Task requirements — Filter the data for lines with the word "Price", then copy every line so identified.

Input data —
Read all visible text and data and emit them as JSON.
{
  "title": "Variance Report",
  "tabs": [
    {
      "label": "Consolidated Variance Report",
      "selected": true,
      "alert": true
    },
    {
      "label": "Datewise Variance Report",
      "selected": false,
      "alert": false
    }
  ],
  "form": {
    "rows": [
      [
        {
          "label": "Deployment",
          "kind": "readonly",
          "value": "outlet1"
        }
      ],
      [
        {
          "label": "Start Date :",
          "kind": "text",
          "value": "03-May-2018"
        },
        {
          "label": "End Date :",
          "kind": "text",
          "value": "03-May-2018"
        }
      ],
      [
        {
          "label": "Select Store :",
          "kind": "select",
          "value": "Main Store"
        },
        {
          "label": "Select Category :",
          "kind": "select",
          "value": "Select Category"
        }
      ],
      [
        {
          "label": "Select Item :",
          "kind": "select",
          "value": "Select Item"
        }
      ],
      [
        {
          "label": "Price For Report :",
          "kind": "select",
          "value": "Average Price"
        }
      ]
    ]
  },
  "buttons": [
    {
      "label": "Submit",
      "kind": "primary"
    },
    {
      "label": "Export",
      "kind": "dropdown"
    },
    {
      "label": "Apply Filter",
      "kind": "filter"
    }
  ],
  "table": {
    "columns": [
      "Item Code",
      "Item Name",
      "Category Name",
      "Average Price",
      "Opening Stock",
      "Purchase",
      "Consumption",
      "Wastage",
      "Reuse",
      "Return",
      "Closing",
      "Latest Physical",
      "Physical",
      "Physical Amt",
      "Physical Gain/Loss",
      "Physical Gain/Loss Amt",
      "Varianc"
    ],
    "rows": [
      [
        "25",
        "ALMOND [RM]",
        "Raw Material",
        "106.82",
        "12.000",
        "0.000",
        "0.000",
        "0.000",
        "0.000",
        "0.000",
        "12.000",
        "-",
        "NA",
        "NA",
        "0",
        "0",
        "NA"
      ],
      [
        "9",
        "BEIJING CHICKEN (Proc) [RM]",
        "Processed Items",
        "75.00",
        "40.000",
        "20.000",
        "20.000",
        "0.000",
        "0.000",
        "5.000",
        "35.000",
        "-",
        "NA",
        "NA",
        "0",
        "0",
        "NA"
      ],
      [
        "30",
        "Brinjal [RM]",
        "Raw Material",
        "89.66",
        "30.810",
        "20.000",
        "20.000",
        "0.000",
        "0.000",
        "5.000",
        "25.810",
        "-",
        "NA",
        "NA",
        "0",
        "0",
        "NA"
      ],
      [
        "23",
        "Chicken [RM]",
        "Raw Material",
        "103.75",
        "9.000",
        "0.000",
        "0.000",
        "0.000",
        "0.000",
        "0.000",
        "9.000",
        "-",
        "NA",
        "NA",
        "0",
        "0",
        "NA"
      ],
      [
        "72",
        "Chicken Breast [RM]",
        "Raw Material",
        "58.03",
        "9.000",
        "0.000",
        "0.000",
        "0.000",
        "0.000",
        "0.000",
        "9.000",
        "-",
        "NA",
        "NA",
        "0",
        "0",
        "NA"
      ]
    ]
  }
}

Solution to the problem —
          "label": "Price For Report :",
          "value": "Average Price"
      "Average Price",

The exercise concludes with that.